Extracted data entries:
*-*-*
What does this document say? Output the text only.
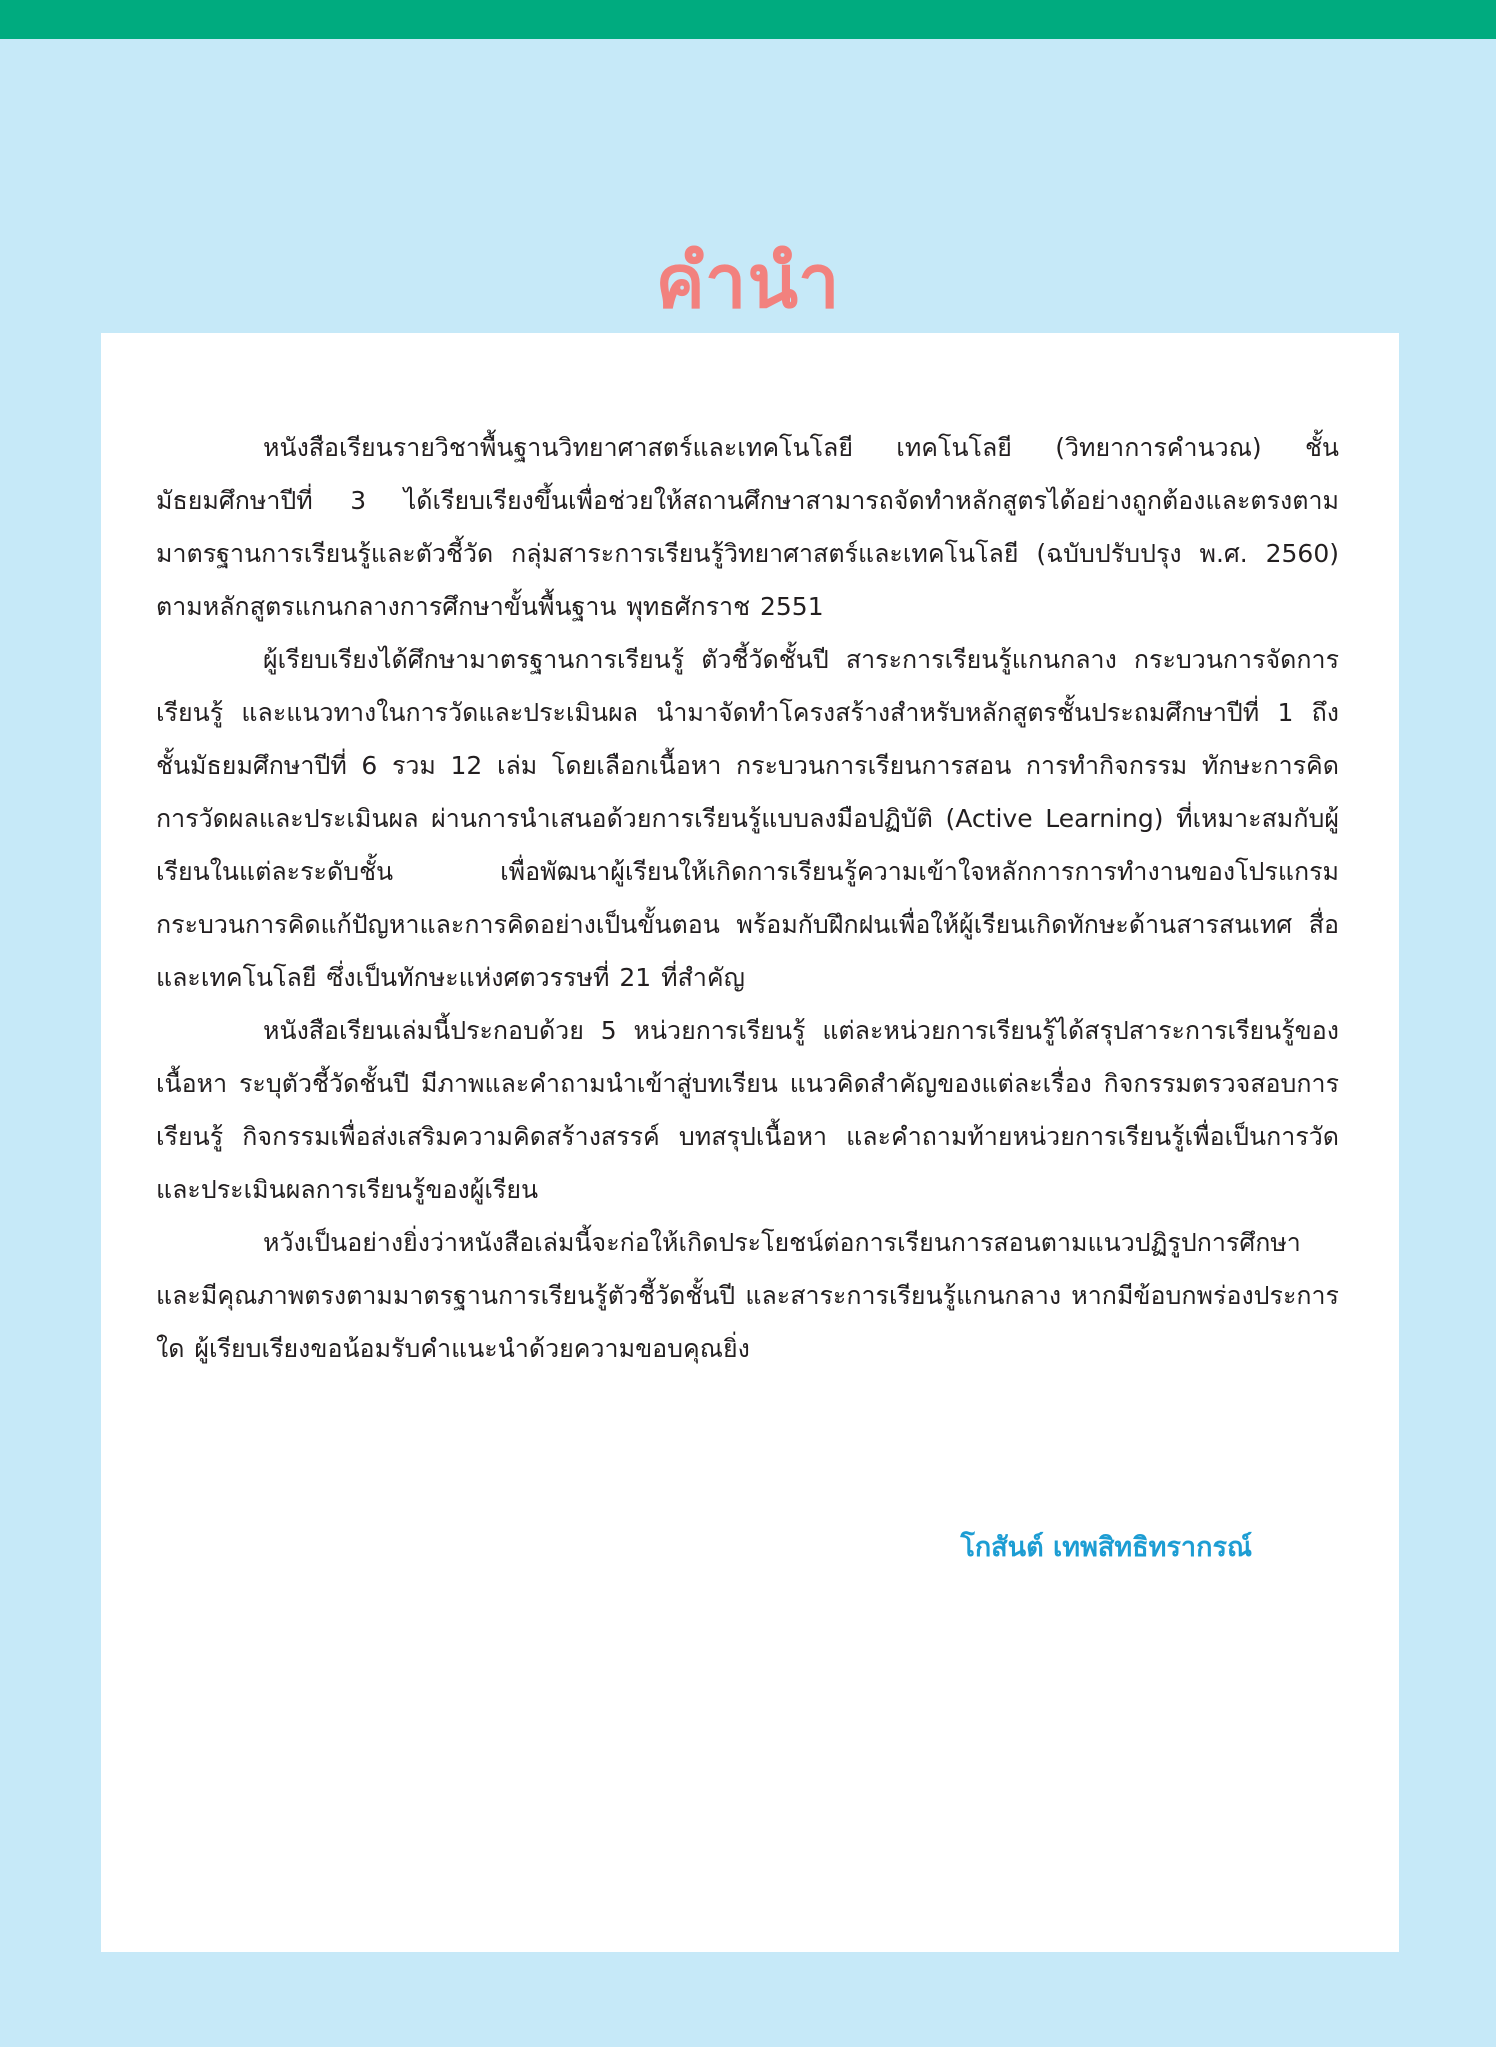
คำนำ

หนังสือเรียนรายวิชาพื้นฐานวิทยาศาสตร์และเทคโนโลยี เทคโนโลยี (วิทยาการคำนวณ) ชั้นมัธยมศึกษาปีที่ 3 ได้เรียบเรียงขึ้นเพื่อช่วยให้สถานศึกษาสามารถจัดทำหลักสูตรได้อย่างถูกต้องและตรงตามมาตรฐานการเรียนรู้และตัวชี้วัด กลุ่มสาระการเรียนรู้วิทยาศาสตร์และเทคโนโลยี (ฉบับปรับปรุง พ.ศ. 2560) ตามหลักสูตรแกนกลางการศึกษาขั้นพื้นฐาน พุทธศักราช 2551

ผู้เรียบเรียงได้ศึกษามาตรฐานการเรียนรู้ ตัวชี้วัดชั้นปี สาระการเรียนรู้แกนกลาง กระบวนการจัดการเรียนรู้ และแนวทางในการวัดและประเมินผล นำมาจัดทำโครงสร้างสำหรับหลักสูตรชั้นประถมศึกษาปีที่ 1 ถึงชั้นมัธยมศึกษาปีที่ 6 รวม 12 เล่ม โดยเลือกเนื้อหา กระบวนการเรียนการสอน การทำกิจกรรม ทักษะการคิด การวัดผลและประเมินผล ผ่านการนำเสนอด้วยการเรียนรู้แบบลงมือปฏิบัติ (Active Learning) ที่เหมาะสมกับผู้เรียนในแต่ละระดับชั้น เพื่อพัฒนาผู้เรียนให้เกิดการเรียนรู้ความเข้าใจหลักการการทำงานของโปรแกรม กระบวนการคิดแก้ปัญหาและการคิดอย่างเป็นขั้นตอน พร้อมกับฝึกฝนเพื่อให้ผู้เรียนเกิดทักษะด้านสารสนเทศ สื่อ และเทคโนโลยี ซึ่งเป็นทักษะแห่งศตวรรษที่ 21 ที่สำคัญ

หนังสือเรียนเล่มนี้ประกอบด้วย 5 หน่วยการเรียนรู้ แต่ละหน่วยการเรียนรู้ได้สรุปสาระการเรียนรู้ของเนื้อหา ระบุตัวชี้วัดชั้นปี มีภาพและคำถามนำเข้าสู่บทเรียน แนวคิดสำคัญของแต่ละเรื่อง กิจกรรมตรวจสอบการเรียนรู้ กิจกรรมเพื่อส่งเสริมความคิดสร้างสรรค์ บทสรุปเนื้อหา และคำถามท้ายหน่วยการเรียนรู้เพื่อเป็นการวัดและประเมินผลการเรียนรู้ของผู้เรียน

หวังเป็นอย่างยิ่งว่าหนังสือเล่มนี้จะก่อให้เกิดประโยชน์ต่อการเรียนการสอนตามแนวปฏิรูปการศึกษา และมีคุณภาพตรงตามมาตรฐานการเรียนรู้ตัวชี้วัดชั้นปี และสาระการเรียนรู้แกนกลาง หากมีข้อบกพร่องประการใด ผู้เรียบเรียงขอน้อมรับคำแนะนำด้วยความขอบคุณยิ่ง

โกสันต์ เทพสิทธิทรากรณ์
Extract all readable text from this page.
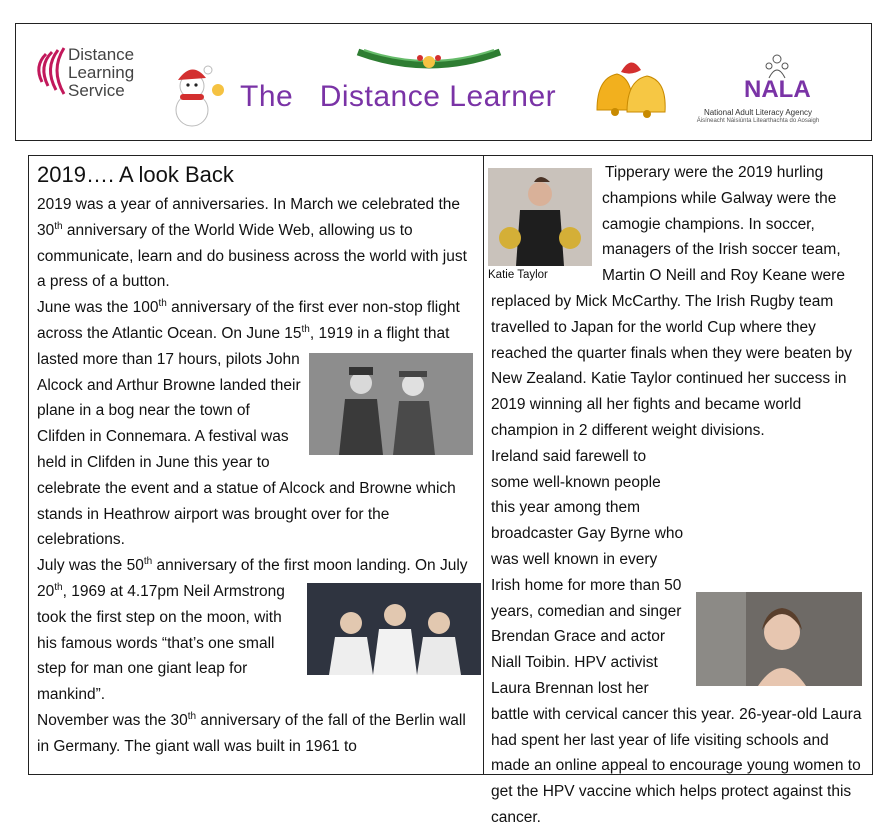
Distance
Learning
Service	The   Distance Learner	NALA
National Adult Literacy Agency
Áisíneacht Náisiúnta Litearthachta do Aosaigh
2019…. A look Back

2019 was a year of anniversaries. In March we celebrated the 30th anniversary of the World Wide Web, allowing us to communicate, learn and do business across the world with just a press of a button.

June was the 100th anniversary of the first ever non-stop flight across the Atlantic Ocean. On June 15th
, 1919 in a flight that lasted more than 17 hours, pilots John Alcock and Arthur Browne landed their plane in a bog near the town of Clifden in Connemara. A festival was held in Clifden in June this year to celebrate the event and a statue of Alcock and Browne which stands in Heathrow airport was brought over for the celebrations.

July was the 50th anniversary of the first moon landing. On July 20th
, 1969 at 4.17pm Neil Armstrong took the first step on the moon, with his famous words “that’s one small step for man one giant leap for mankind”.

November was the 30th anniversary of the fall of the Berlin wall in Germany. The giant wall was built in 1961 to

Katie Taylor
Tipperary were the 2019 hurling champions while Galway were the camogie champions. In soccer, managers of the Irish soccer team, Martin O Neill and Roy Keane were replaced by Mick McCarthy. The Irish Rugby team travelled to Japan for the world Cup where they reached the quarter finals when they were beaten by New Zealand. Katie Taylor continued her success in 2019 winning all her fights and became world champion in 2 different weight divisions.

Ireland said farewell to some well-known people this year among them broadcaster Gay Byrne who was well known in every Irish home for more than 50 years, comedian and singer Brendan Grace and actor Niall Toibin. HPV activist Laura Brennan lost her battle with cervical cancer this year. 26-year-old Laura had spent her last year of life visiting schools and made an online appeal to encourage young women to get the HPV vaccine which helps protect against this cancer.
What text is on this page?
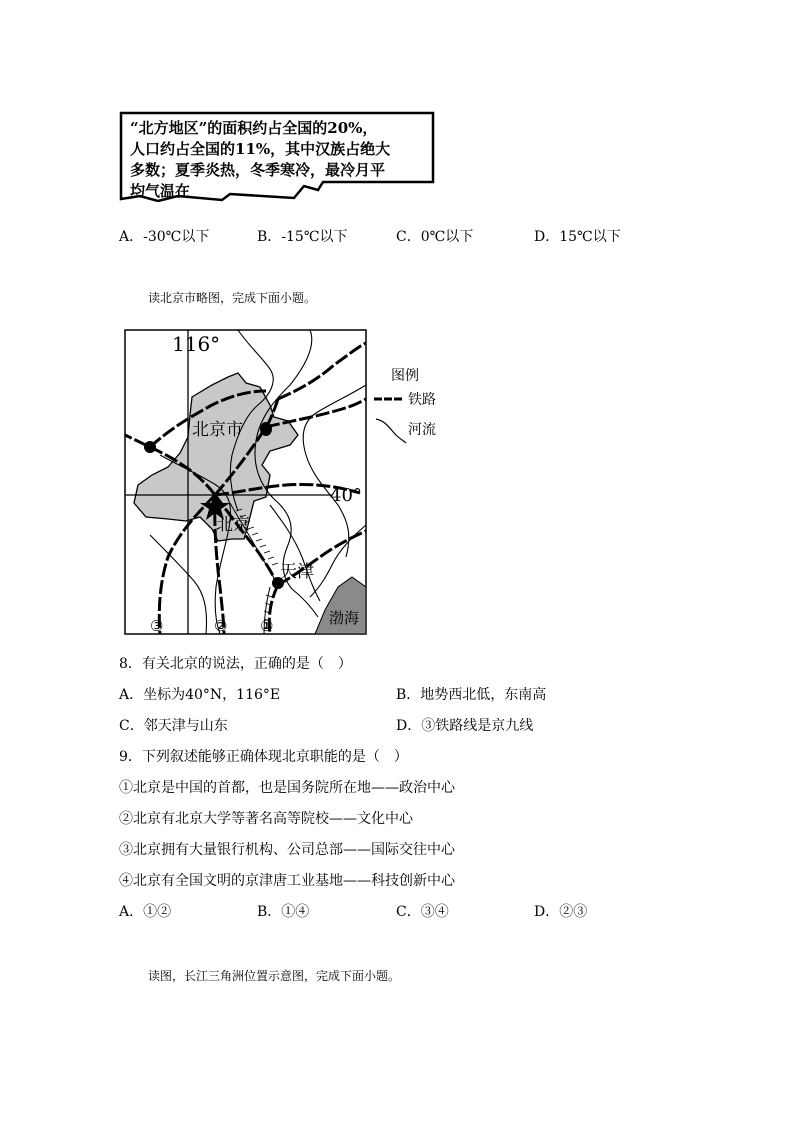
“北方地区”的面积约占全国的20%，
人口约占全国的11%，其中汉族占绝大
多数；夏季炎热，冬季寒冷，最冷月平
均气温在
A．-30℃以下	B．-15℃以下	C．0℃以下	D．15℃以下
读北京市略图，完成下面小题。
116°
40°
北京市
北京
天津
渤海
③	② ①
图例
铁路
河流
8．有关北京的说法，正确的是（　）
A．坐标为40°N，116°E	B．地势西北低，东南高
C．邻天津与山东	D．③铁路线是京九线
9．下列叙述能够正确体现北京职能的是（　）
①北京是中国的首都，也是国务院所在地——政治中心
②北京有北京大学等著名高等院校——文化中心
③北京拥有大量银行机构、公司总部——国际交往中心
④北京有全国文明的京津唐工业基地——科技创新中心
A．①②	B．①④	C．③④	D．②③
读图，长江三角洲位置示意图，完成下面小题。
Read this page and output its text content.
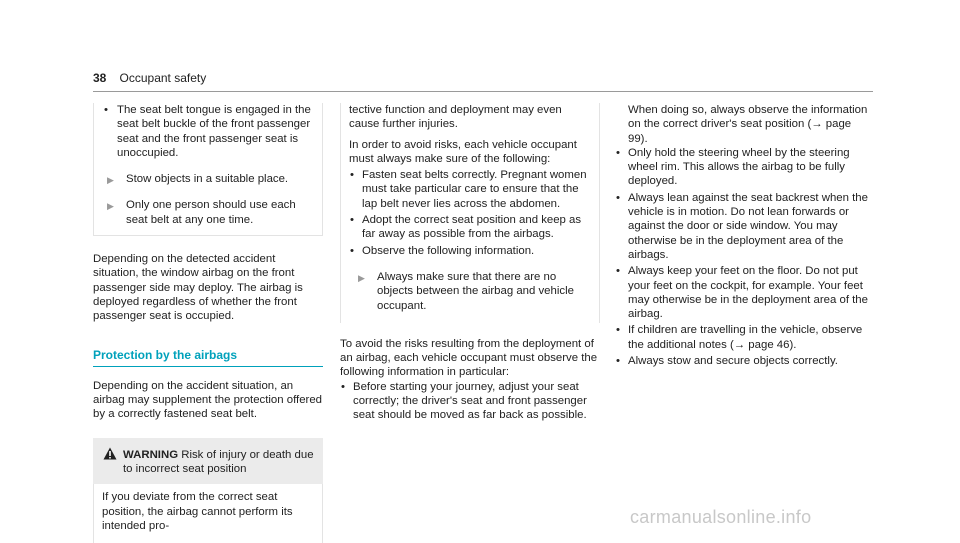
38 Occupant safety
• The seat belt tongue is engaged in the seat belt buckle of the front passenger seat and the front passenger seat is unoccupied.
▶ Stow objects in a suitable place.
▶ Only one person should use each seat belt at any one time.

Depending on the detected accident situation, the window airbag on the front passenger side may deploy. The airbag is deployed regardless of whether the front passenger seat is occupied.

Protection by the airbags

Depending on the accident situation, an airbag may supplement the protection offered by a correctly fastened seat belt.

WARNING Risk of injury or death due to incorrect seat position
If you deviate from the correct seat position, the airbag cannot perform its intended pro-

tective function and deployment may even cause further injuries.

In order to avoid risks, each vehicle occupant must always make sure of the following:

• Fasten seat belts correctly. Pregnant women must take particular care to ensure that the lap belt never lies across the abdomen.
• Adopt the correct seat position and keep as far away as possible from the airbags.
• Observe the following information.
▶ Always make sure that there are no objects between the airbag and vehicle occupant.

To avoid the risks resulting from the deployment of an airbag, each vehicle occupant must observe the following information in particular:

• Before starting your journey, adjust your seat correctly; the driver's seat and front passenger seat should be moved as far back as possible.

When doing so, always observe the information on the correct driver's seat position (→ page 99).

• Only hold the steering wheel by the steering wheel rim. This allows the airbag to be fully deployed.
• Always lean against the seat backrest when the vehicle is in motion. Do not lean forwards or against the door or side window. You may otherwise be in the deployment area of the airbags.
• Always keep your feet on the floor. Do not put your feet on the cockpit, for example. Your feet may otherwise be in the deployment area of the airbag.
• If children are travelling in the vehicle, observe the additional notes (→ page 46).
• Always stow and secure objects correctly.
carmanualsonline.info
*-*-*
[Description of the task]
Look through the lines above and collect those with the word "belt".

[Full output]
• The seat belt tongue is engaged in the seat belt buckle of the front passenger seat and the front passenger seat is unoccupied.
▶ Only one person should use each seat belt at any one time.
Depending on the accident situation, an airbag may supplement the protection offered by a correctly fastened seat belt.
• Fasten seat belts correctly. Pregnant women must take particular care to ensure that the lap belt never lies across the abdomen.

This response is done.